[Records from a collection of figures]
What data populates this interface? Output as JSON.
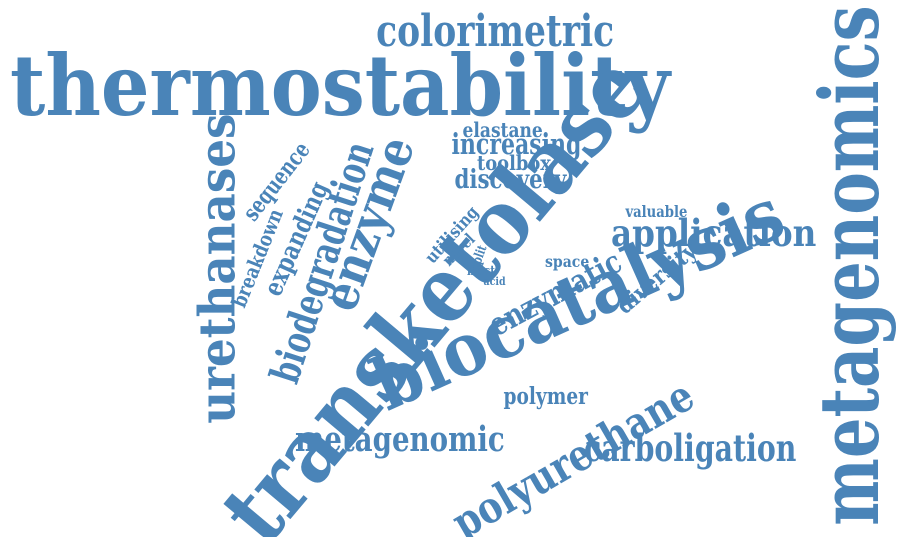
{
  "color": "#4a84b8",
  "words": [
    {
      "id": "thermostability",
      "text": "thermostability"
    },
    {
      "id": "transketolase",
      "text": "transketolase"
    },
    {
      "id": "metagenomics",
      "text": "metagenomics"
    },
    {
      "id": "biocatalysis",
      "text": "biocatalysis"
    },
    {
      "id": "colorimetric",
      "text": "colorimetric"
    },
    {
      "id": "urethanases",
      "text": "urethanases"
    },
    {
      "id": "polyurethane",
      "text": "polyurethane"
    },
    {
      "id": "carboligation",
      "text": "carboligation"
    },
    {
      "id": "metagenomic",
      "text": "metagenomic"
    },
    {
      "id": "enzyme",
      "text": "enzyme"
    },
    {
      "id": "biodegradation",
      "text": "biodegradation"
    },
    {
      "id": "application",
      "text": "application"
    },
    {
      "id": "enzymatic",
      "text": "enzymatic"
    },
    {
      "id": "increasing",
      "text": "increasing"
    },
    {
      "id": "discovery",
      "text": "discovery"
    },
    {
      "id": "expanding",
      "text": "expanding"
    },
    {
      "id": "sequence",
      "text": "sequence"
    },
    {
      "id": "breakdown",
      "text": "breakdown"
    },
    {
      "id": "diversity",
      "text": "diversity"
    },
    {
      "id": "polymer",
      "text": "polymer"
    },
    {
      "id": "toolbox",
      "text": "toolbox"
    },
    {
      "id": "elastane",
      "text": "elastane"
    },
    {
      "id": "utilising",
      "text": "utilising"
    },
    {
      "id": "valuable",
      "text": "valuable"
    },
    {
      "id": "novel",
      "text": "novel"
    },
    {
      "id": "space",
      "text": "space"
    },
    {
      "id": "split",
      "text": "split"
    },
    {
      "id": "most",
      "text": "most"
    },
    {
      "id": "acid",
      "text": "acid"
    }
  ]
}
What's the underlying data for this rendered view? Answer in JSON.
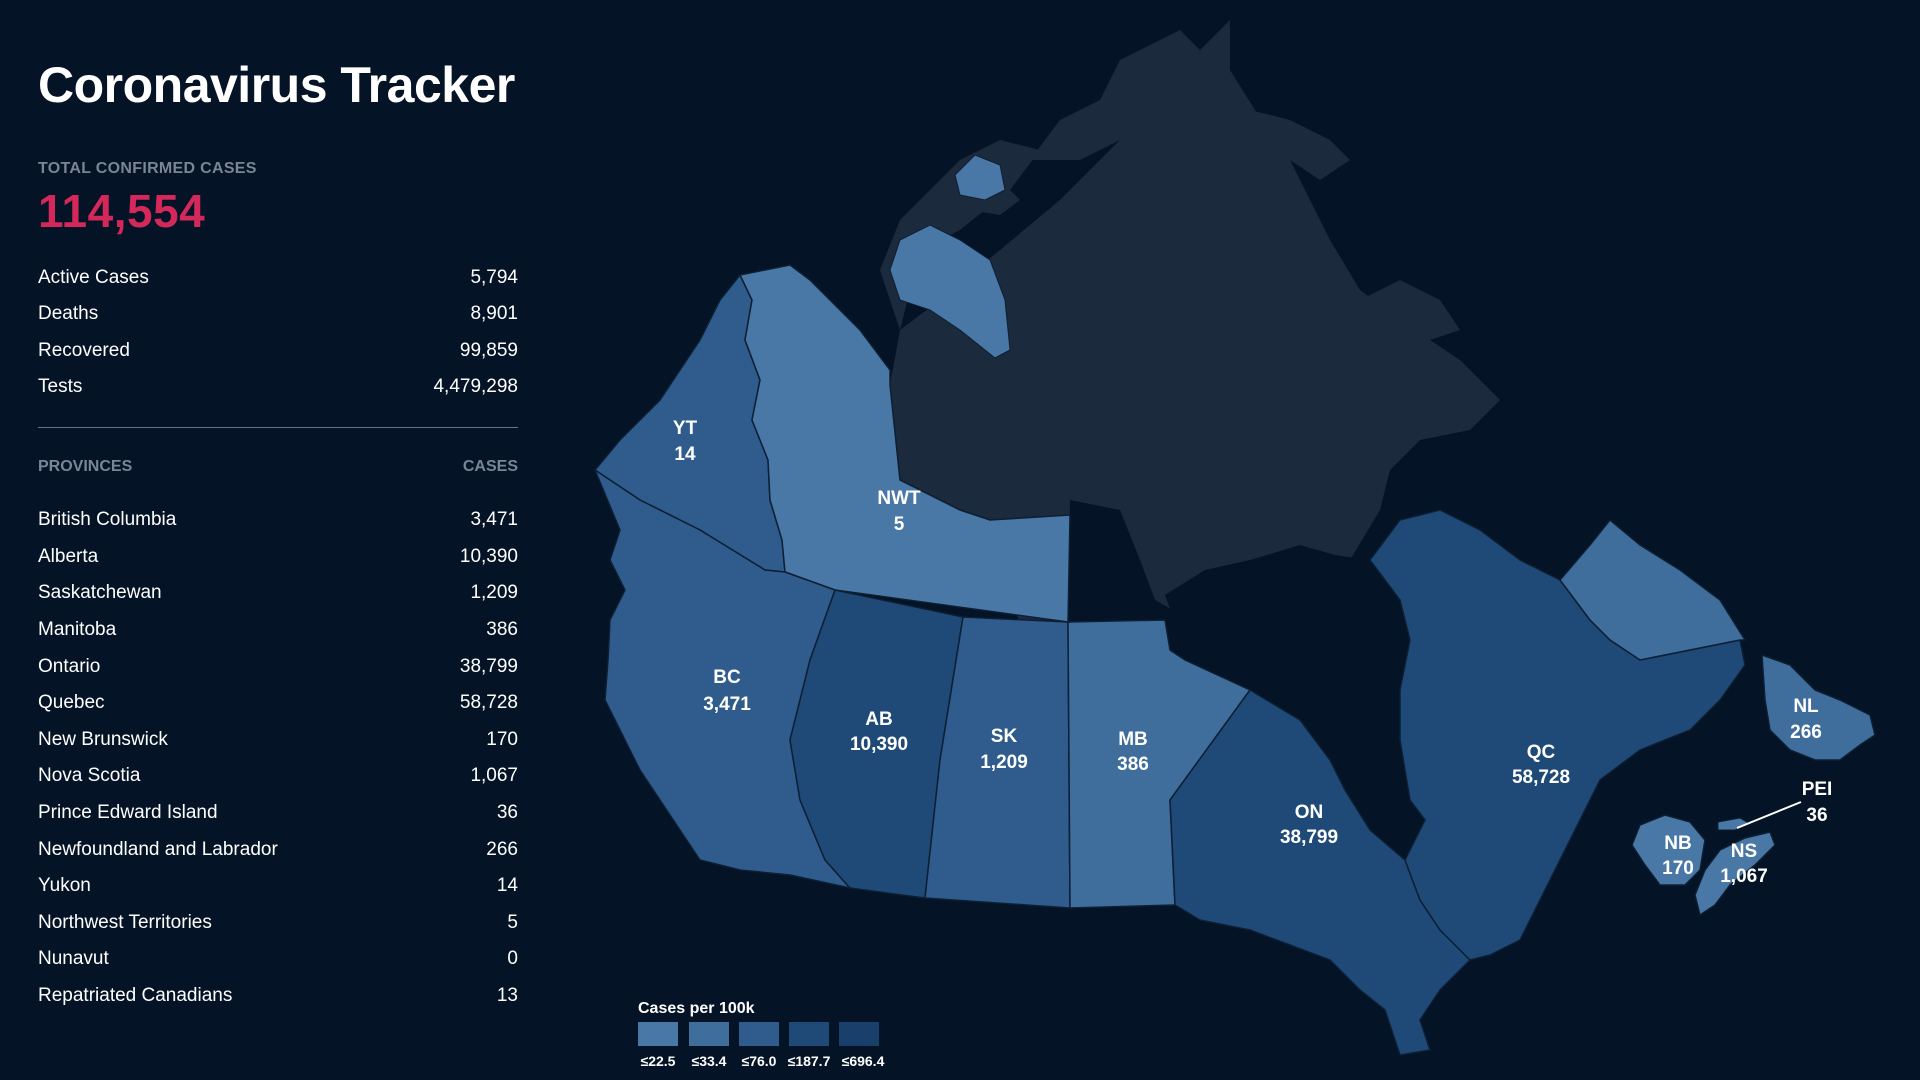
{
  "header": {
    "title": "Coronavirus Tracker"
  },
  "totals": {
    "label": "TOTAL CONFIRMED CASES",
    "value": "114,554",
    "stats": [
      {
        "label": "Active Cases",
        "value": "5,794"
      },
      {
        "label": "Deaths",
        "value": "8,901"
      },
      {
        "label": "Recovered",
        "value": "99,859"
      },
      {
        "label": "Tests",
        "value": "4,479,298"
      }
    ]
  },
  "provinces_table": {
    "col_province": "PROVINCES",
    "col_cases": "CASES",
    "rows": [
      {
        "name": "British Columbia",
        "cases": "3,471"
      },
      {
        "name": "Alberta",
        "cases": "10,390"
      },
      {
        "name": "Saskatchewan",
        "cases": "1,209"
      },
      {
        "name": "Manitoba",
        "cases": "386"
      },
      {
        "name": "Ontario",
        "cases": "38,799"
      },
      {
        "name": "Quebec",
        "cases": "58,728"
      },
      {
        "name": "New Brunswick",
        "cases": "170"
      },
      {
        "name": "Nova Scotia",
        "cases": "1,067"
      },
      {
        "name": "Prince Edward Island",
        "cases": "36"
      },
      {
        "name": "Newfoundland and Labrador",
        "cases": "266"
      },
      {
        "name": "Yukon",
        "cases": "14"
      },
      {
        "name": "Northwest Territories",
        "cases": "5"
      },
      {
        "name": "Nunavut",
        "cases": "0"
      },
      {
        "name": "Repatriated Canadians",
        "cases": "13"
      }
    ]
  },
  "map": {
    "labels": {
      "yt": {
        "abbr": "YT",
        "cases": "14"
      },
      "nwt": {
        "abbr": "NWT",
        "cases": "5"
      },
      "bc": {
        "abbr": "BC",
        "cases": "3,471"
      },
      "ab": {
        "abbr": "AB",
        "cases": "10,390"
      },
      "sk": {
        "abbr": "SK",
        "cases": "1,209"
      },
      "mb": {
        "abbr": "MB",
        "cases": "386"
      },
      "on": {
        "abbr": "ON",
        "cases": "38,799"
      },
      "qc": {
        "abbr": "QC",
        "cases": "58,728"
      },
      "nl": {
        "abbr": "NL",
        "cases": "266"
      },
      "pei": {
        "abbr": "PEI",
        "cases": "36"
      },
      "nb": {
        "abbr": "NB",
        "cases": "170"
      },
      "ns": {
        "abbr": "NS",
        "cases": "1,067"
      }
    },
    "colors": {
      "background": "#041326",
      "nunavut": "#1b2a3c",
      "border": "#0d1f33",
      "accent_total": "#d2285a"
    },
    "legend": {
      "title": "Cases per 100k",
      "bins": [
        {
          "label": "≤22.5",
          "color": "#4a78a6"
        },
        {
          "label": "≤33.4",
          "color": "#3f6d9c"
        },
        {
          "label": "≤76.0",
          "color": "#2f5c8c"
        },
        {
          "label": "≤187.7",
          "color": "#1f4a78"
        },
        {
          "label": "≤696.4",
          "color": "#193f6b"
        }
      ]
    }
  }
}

...

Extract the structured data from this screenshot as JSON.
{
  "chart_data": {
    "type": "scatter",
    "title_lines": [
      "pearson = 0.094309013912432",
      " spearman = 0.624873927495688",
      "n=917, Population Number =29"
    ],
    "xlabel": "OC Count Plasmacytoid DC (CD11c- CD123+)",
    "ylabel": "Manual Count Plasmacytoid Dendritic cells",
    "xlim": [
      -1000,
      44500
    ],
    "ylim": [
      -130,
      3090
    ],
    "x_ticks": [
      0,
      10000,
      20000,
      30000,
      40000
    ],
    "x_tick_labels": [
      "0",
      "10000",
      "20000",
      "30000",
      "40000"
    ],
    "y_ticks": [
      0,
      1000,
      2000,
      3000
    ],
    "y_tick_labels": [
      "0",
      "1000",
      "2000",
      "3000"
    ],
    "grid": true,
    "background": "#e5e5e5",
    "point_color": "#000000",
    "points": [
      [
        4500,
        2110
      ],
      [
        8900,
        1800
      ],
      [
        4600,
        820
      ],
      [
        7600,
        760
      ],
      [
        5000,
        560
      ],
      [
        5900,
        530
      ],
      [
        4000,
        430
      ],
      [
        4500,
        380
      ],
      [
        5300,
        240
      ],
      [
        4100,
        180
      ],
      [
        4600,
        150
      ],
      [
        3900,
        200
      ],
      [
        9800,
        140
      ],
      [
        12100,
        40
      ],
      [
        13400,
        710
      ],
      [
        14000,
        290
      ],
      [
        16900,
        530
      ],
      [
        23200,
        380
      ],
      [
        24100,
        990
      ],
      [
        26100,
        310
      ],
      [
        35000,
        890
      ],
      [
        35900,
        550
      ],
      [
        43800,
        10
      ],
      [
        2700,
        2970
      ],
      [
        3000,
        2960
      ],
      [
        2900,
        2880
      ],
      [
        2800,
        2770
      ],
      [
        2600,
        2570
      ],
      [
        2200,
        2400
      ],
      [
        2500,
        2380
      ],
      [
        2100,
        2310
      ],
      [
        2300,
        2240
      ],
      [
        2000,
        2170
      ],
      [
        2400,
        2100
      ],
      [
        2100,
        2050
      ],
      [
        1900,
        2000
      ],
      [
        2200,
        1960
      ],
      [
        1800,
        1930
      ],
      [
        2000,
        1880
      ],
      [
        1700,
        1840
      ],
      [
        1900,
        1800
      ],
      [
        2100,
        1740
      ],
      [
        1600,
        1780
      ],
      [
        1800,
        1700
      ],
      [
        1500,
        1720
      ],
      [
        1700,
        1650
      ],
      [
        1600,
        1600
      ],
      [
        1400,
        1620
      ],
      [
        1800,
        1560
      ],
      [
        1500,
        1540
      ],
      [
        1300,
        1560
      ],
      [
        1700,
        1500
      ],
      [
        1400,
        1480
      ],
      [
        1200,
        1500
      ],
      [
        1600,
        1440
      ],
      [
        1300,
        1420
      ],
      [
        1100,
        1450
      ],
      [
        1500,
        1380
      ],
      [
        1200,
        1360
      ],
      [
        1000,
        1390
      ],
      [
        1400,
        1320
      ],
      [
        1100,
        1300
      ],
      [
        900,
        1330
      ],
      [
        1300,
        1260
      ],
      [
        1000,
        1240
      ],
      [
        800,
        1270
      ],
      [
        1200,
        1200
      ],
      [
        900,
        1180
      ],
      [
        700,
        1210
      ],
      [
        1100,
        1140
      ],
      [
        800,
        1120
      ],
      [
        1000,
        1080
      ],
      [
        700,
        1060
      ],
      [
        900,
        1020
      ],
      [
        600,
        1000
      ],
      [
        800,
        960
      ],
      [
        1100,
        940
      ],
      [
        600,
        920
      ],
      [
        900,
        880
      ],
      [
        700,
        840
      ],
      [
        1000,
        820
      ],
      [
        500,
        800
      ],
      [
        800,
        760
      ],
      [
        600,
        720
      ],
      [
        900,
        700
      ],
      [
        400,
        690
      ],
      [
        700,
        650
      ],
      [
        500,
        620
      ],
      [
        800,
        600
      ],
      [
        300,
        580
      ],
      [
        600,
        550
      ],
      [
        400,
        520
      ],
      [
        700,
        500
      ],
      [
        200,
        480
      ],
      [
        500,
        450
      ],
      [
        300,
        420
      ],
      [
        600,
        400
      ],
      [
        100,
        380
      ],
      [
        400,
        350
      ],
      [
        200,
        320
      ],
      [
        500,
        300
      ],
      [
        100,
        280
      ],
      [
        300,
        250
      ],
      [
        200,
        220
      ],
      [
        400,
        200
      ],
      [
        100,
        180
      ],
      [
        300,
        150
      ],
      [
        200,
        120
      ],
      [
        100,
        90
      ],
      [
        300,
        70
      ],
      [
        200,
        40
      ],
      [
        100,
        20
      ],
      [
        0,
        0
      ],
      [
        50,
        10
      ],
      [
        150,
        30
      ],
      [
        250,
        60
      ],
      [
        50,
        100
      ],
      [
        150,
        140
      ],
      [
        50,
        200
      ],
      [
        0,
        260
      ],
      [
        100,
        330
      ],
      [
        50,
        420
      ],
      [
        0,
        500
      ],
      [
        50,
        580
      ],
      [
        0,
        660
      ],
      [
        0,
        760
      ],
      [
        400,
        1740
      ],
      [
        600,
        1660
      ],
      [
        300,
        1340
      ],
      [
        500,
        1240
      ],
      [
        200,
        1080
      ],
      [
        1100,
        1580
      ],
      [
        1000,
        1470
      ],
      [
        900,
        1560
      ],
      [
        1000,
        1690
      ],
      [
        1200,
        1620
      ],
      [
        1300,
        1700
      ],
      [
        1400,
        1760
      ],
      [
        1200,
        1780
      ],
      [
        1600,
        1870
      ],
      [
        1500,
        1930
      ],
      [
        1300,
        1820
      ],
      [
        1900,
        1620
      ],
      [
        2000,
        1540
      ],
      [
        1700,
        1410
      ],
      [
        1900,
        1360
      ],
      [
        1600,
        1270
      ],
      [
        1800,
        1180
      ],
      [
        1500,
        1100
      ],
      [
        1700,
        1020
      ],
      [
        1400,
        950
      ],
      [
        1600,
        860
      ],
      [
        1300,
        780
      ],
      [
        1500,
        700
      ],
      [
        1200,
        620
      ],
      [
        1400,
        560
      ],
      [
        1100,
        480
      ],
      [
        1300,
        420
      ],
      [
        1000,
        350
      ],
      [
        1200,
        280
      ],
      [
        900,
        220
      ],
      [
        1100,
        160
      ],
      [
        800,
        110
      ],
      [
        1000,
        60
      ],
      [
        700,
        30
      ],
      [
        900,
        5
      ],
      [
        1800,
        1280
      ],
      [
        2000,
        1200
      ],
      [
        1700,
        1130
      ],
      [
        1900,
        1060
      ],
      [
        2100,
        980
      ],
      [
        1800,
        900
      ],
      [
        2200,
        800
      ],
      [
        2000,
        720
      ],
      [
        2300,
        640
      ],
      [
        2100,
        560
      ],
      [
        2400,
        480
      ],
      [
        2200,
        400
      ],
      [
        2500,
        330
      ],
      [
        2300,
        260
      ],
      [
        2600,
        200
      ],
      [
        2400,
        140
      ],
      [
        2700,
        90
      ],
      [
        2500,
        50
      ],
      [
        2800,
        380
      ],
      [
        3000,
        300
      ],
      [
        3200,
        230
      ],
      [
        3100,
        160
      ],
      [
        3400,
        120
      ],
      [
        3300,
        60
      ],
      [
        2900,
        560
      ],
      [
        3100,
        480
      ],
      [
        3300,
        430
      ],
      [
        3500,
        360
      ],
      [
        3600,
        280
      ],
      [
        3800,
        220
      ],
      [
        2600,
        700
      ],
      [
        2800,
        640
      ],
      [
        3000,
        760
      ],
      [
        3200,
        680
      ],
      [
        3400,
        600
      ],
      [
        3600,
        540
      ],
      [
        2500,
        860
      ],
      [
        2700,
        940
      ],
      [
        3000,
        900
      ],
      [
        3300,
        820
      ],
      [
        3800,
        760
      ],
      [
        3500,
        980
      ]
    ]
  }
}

- **DIRECTIONS**
Using the data above, count the lines that hold the string "biocatalysis". Report the number and nothing else.

- **TASK OUTPUT**
2